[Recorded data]
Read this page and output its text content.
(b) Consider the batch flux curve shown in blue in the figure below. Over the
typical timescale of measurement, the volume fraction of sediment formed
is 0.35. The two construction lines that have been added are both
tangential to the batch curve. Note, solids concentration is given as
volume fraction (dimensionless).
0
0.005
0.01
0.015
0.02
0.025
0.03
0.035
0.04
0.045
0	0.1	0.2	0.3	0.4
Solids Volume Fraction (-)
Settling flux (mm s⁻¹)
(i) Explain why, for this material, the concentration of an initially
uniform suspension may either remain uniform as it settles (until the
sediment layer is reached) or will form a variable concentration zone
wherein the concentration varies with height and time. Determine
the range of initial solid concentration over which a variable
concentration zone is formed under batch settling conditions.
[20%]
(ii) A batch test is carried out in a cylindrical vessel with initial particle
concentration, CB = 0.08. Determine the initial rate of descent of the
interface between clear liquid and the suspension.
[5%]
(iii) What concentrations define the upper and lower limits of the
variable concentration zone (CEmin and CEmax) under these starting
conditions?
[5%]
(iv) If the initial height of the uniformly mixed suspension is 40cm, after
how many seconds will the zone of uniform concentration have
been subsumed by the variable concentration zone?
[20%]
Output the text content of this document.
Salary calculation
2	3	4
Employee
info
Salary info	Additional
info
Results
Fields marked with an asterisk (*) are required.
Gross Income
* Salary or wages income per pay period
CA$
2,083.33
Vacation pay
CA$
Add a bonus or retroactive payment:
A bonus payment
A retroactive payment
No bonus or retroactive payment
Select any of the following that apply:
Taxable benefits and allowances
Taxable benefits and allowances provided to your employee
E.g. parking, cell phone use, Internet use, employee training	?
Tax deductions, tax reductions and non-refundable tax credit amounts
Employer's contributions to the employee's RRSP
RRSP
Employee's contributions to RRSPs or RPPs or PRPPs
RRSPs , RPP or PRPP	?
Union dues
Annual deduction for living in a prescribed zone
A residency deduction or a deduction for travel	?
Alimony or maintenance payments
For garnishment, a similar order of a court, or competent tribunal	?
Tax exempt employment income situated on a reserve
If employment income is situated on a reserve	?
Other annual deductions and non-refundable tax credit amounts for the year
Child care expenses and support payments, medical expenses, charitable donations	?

→ Problem to solve
Find each line in the records holding the string "text" and show it.

→ Written solution
Read this page and output its text content.
Output the text content of this document.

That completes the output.